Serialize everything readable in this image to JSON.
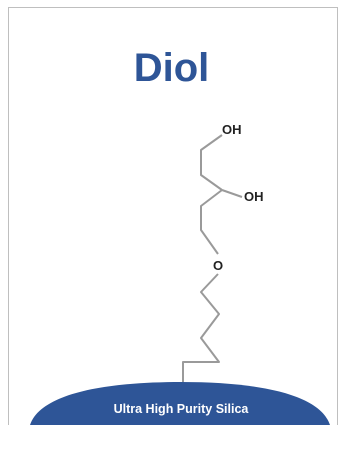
{
  "diagram": {
    "title": "Diol",
    "atoms": {
      "oh_top": "OH",
      "oh_mid": "OH",
      "oxygen": "O"
    },
    "support_label": "Ultra High Purity Silica"
  },
  "colors": {
    "title": "#2e5597",
    "support": "#2e5597",
    "bonds": "#9a9a9a",
    "frame": "#bfbfbf"
  }
}
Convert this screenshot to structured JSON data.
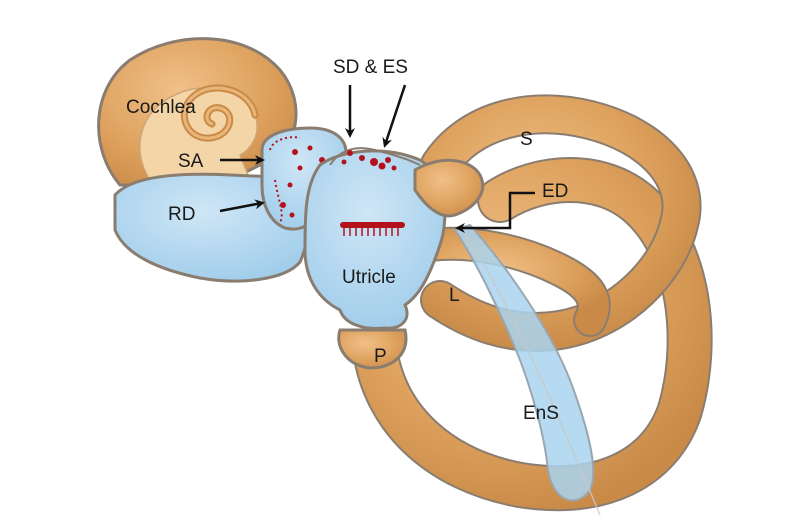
{
  "labels": {
    "cochlea": "Cochlea",
    "sa": "SA",
    "rd": "RD",
    "sd_es": "SD & ES",
    "s": "S",
    "ed": "ED",
    "utricle": "Utricle",
    "l": "L",
    "p": "P",
    "ens": "EnS"
  },
  "colors": {
    "bone_tan": "#dea25e",
    "tan_dark": "#c98a48",
    "outline": "#8a7d70",
    "fluid_blue": "#a9d3ee",
    "fluid_blue_light": "#cfe6f6",
    "pale_tan": "#f4d5a8",
    "hair_red": "#b3121c",
    "arrow": "#111111"
  }
}
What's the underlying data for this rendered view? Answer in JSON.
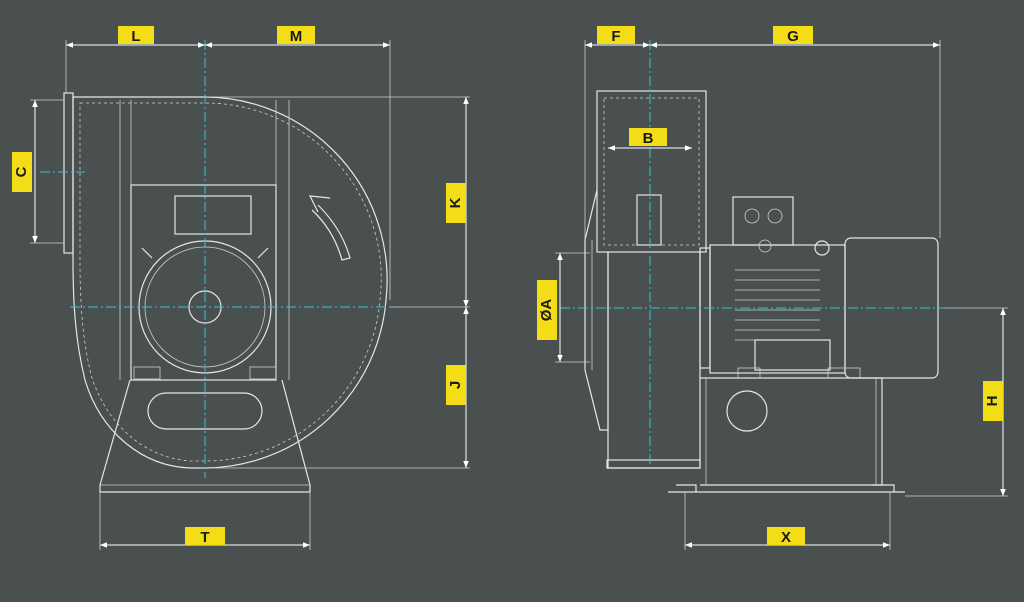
{
  "colors": {
    "background": "#4a4f4f",
    "outline": "#e6e6e6",
    "centerline": "#37c3c9",
    "label_fill": "#f2dd16",
    "label_text": "#1a1a1a"
  },
  "dimension_labels": {
    "L": "L",
    "M": "M",
    "C": "C",
    "K": "K",
    "J": "J",
    "T": "T",
    "F": "F",
    "G": "G",
    "B": "B",
    "A": "ØA",
    "H": "H",
    "X": "X"
  }
}
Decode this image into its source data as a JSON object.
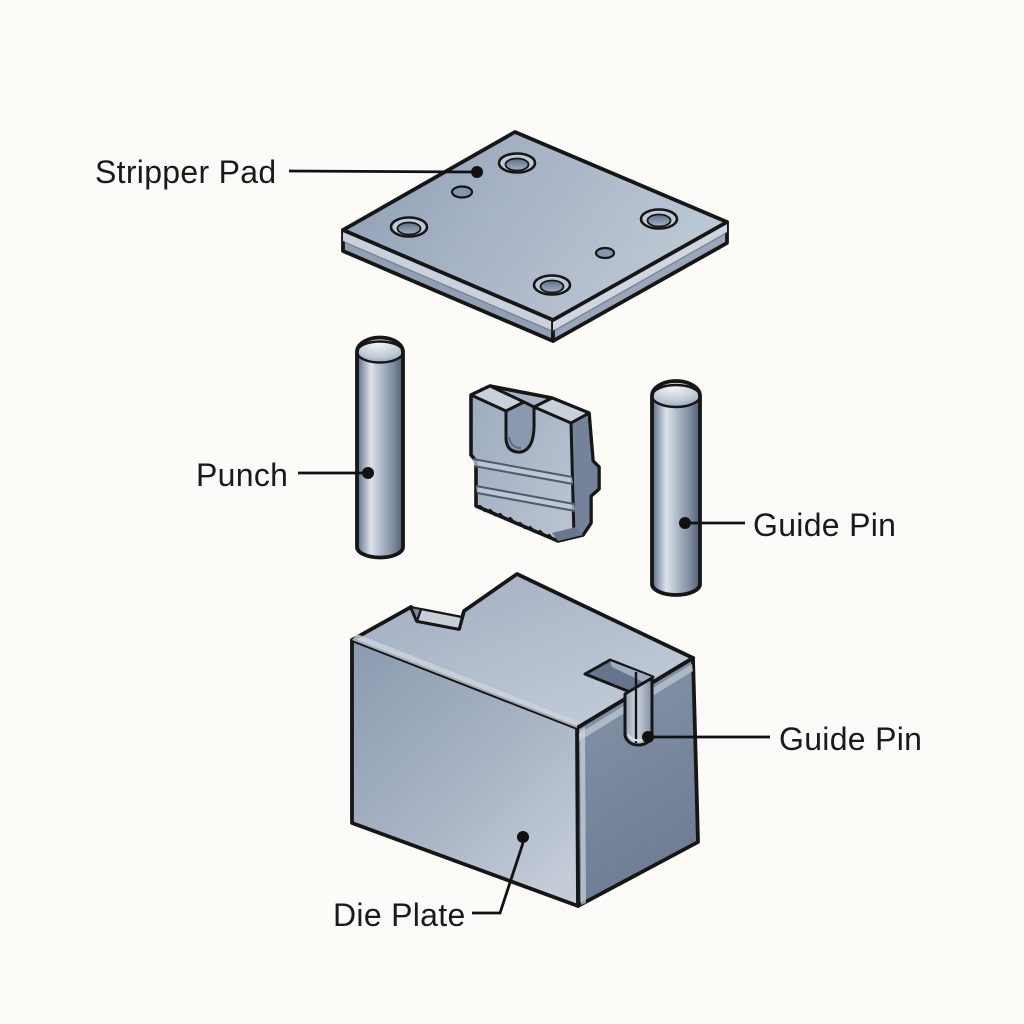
{
  "diagram": {
    "background": "#fcfbf7",
    "colors": {
      "outline": "#161616",
      "label_text": "#1a1a1a",
      "leader": "#111111",
      "steel_light": "#ccd4de",
      "steel_top": "#aab7c7",
      "steel_front": "#a2afc0",
      "steel_side": "#7b8aa0",
      "steel_shadow": "#5a6a80"
    },
    "callouts": [
      {
        "part": "stripper-pad",
        "label": "Stripper Pad"
      },
      {
        "part": "punch",
        "label": "Punch"
      },
      {
        "part": "guide-pin-upper",
        "label": "Guide Pin"
      },
      {
        "part": "guide-pin-lower",
        "label": "Guide Pin"
      },
      {
        "part": "die-plate",
        "label": "Die Plate"
      }
    ]
  }
}
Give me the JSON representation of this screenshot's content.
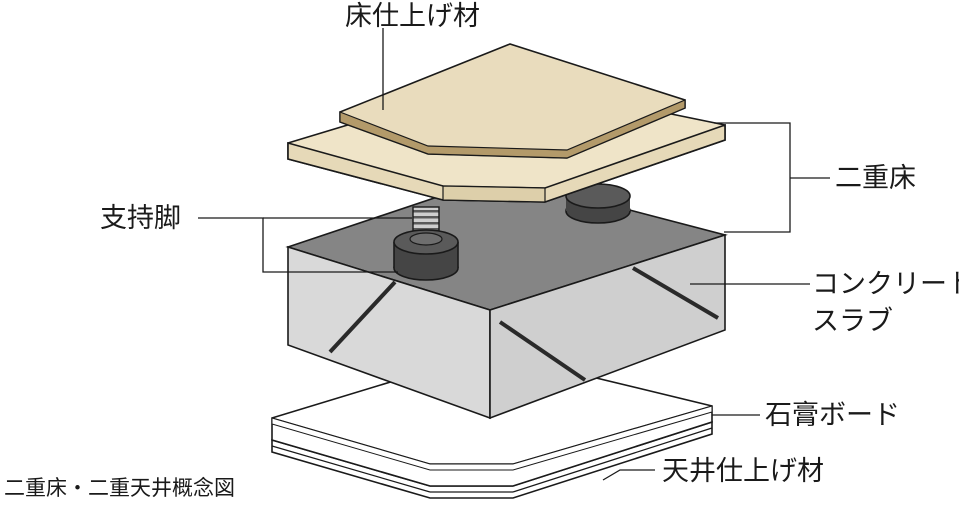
{
  "labels": {
    "floor_finish": "床仕上げ材",
    "double_floor": "二重床",
    "support_leg": "支持脚",
    "concrete_slab_line1": "コンクリート",
    "concrete_slab_line2": "スラブ",
    "gypsum_board": "石膏ボード",
    "ceiling_finish": "天井仕上げ材",
    "caption": "二重床・二重天井概念図"
  },
  "colors": {
    "floor_panel": "#efe4c8",
    "floor_finish": "#e9dcbd",
    "slab_top": "#858585",
    "slab_left": "#d9d9d9",
    "slab_front": "#c8c8c8",
    "slab_right": "#cfcfcf",
    "leg_rubber": "#454545",
    "outline": "#1a1a1a",
    "board": "#ffffff"
  }
}
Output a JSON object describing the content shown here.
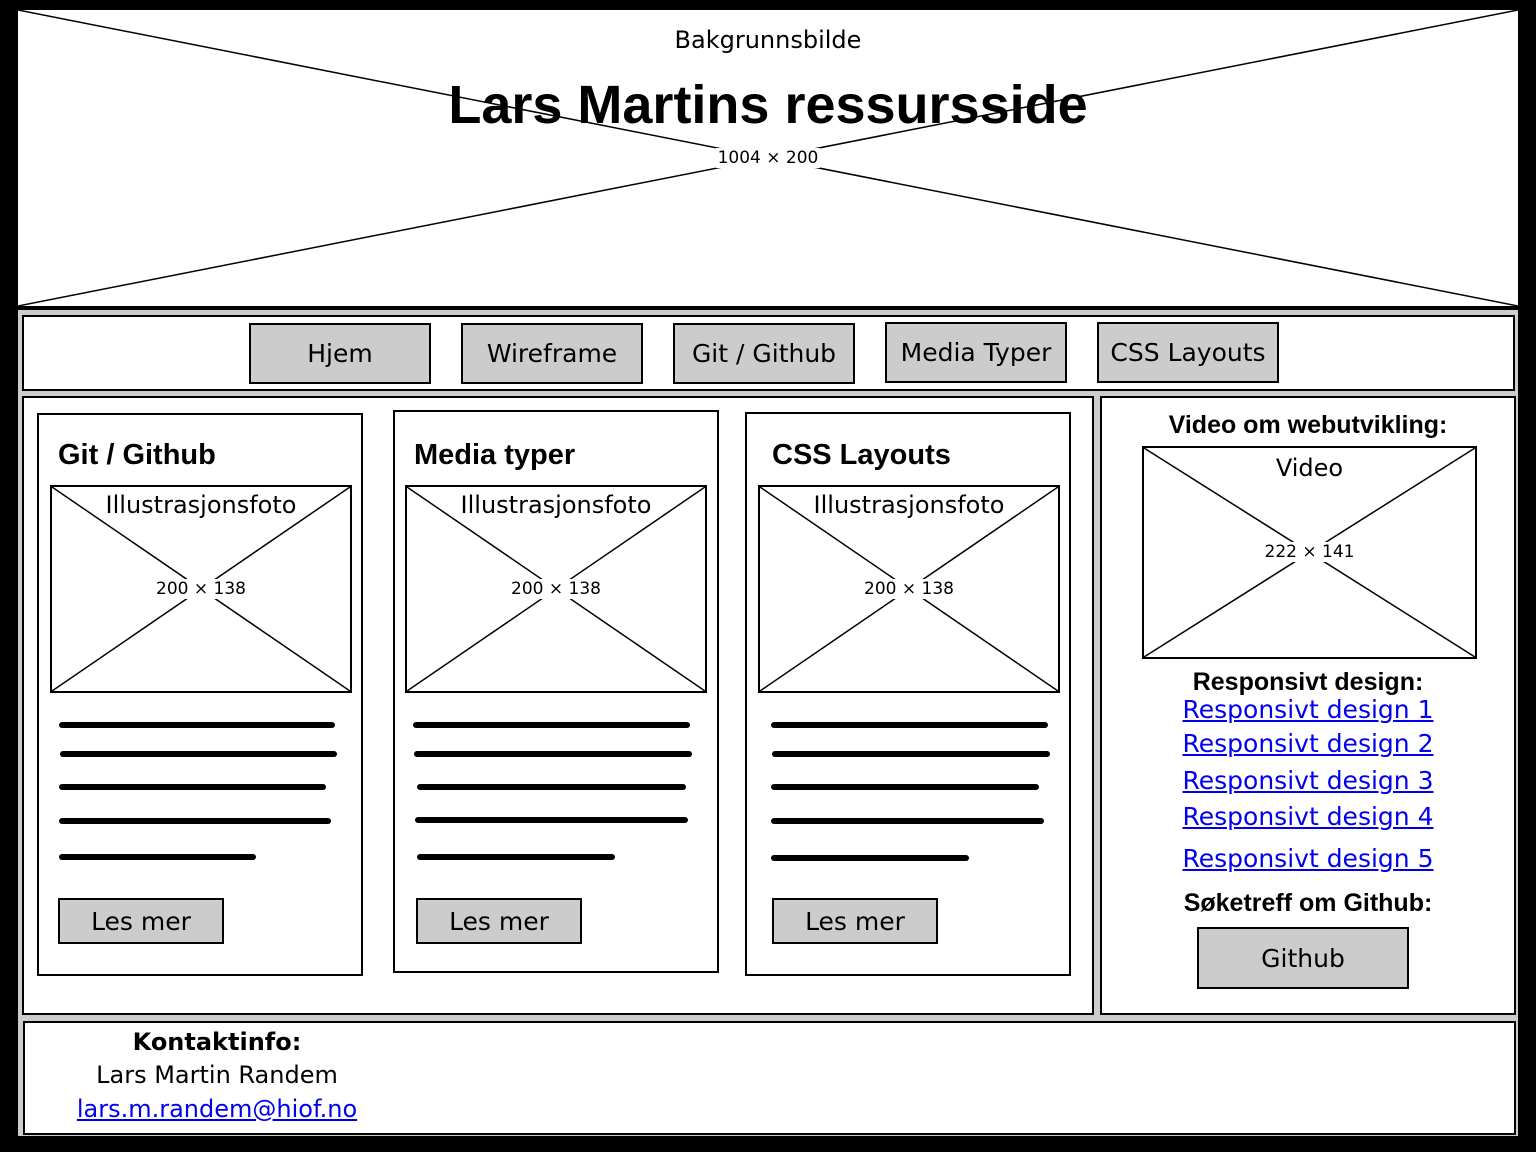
{
  "header": {
    "background_label": "Bakgrunnsbilde",
    "title": "Lars Martins ressursside",
    "dimensions": "1004 × 200"
  },
  "nav": {
    "items": [
      {
        "label": "Hjem"
      },
      {
        "label": "Wireframe"
      },
      {
        "label": "Git / Github"
      },
      {
        "label": "Media Typer"
      },
      {
        "label": "CSS Layouts"
      }
    ]
  },
  "cards": [
    {
      "title": "Git / Github",
      "image_label": "Illustrasjonsfoto",
      "image_dimensions": "200 × 138",
      "button_label": "Les mer"
    },
    {
      "title": "Media typer",
      "image_label": "Illustrasjonsfoto",
      "image_dimensions": "200 × 138",
      "button_label": "Les mer"
    },
    {
      "title": "CSS Layouts",
      "image_label": "Illustrasjonsfoto",
      "image_dimensions": "200 × 138",
      "button_label": "Les mer"
    }
  ],
  "sidebar": {
    "video_heading": "Video om webutvikling:",
    "video_label": "Video",
    "video_dimensions": "222 × 141",
    "responsive_heading": "Responsivt design:",
    "responsive_links": [
      "Responsivt design 1",
      "Responsivt design 2",
      "Responsivt design 3",
      "Responsivt design 4",
      "Responsivt design 5"
    ],
    "search_heading": "Søketreff om Github:",
    "github_button": "Github"
  },
  "footer": {
    "heading": "Kontaktinfo:",
    "name": "Lars Martin Randem",
    "email": "lars.m.randem@hiof.no"
  }
}
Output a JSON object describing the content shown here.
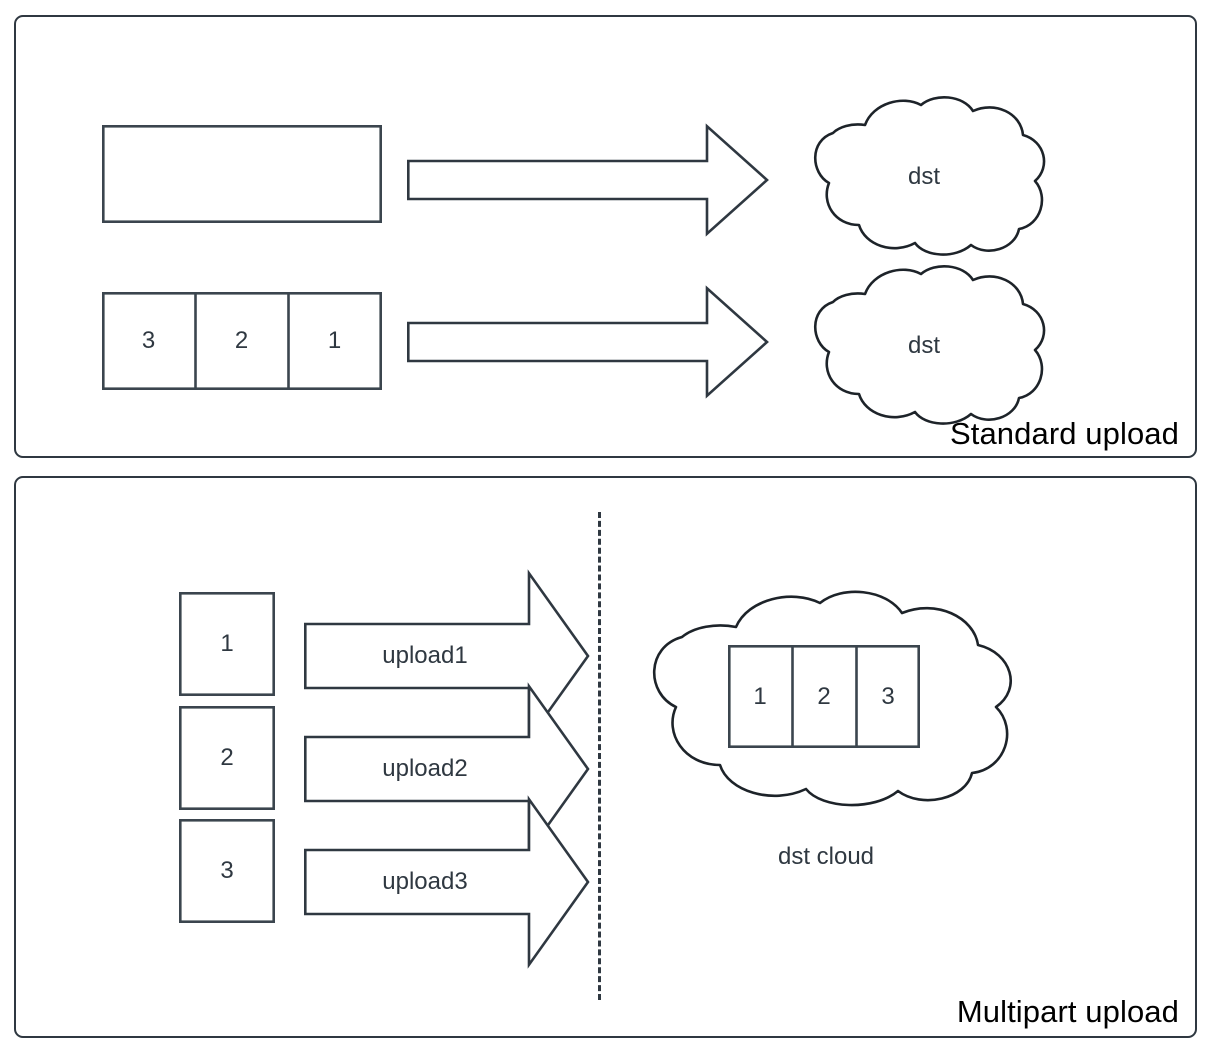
{
  "diagram": {
    "title_visible": false,
    "stroke_color": "#2f3841",
    "cloud_stroke_color": "#1d2329",
    "background": "#ffffff"
  },
  "panels": [
    {
      "id": "standard-upload",
      "caption": "Standard upload",
      "rows": [
        {
          "id": "whole-object-row",
          "source": {
            "type": "single-box",
            "cells": [
              ""
            ]
          },
          "arrow": {
            "label": "",
            "direction": "right"
          },
          "destination": {
            "type": "cloud",
            "label": "dst",
            "contents": []
          }
        },
        {
          "id": "segmented-object-row",
          "source": {
            "type": "segmented-box",
            "cells": [
              "3",
              "2",
              "1"
            ]
          },
          "arrow": {
            "label": "",
            "direction": "right"
          },
          "destination": {
            "type": "cloud",
            "label": "dst",
            "contents": []
          }
        }
      ]
    },
    {
      "id": "multipart-upload",
      "caption": "Multipart upload",
      "separator": "dashed-vertical",
      "parts": [
        {
          "label": "1",
          "arrow_label": "upload1"
        },
        {
          "label": "2",
          "arrow_label": "upload2"
        },
        {
          "label": "3",
          "arrow_label": "upload3"
        }
      ],
      "destination": {
        "type": "cloud",
        "label": "dst cloud",
        "contents": [
          "1",
          "2",
          "3"
        ]
      }
    }
  ]
}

• **Task prompt**:
Only lines with the string "segmented" belong in your answer; copy each one.

• **Written response**:
          "id": "segmented-object-row",
            "type": "segmented-box",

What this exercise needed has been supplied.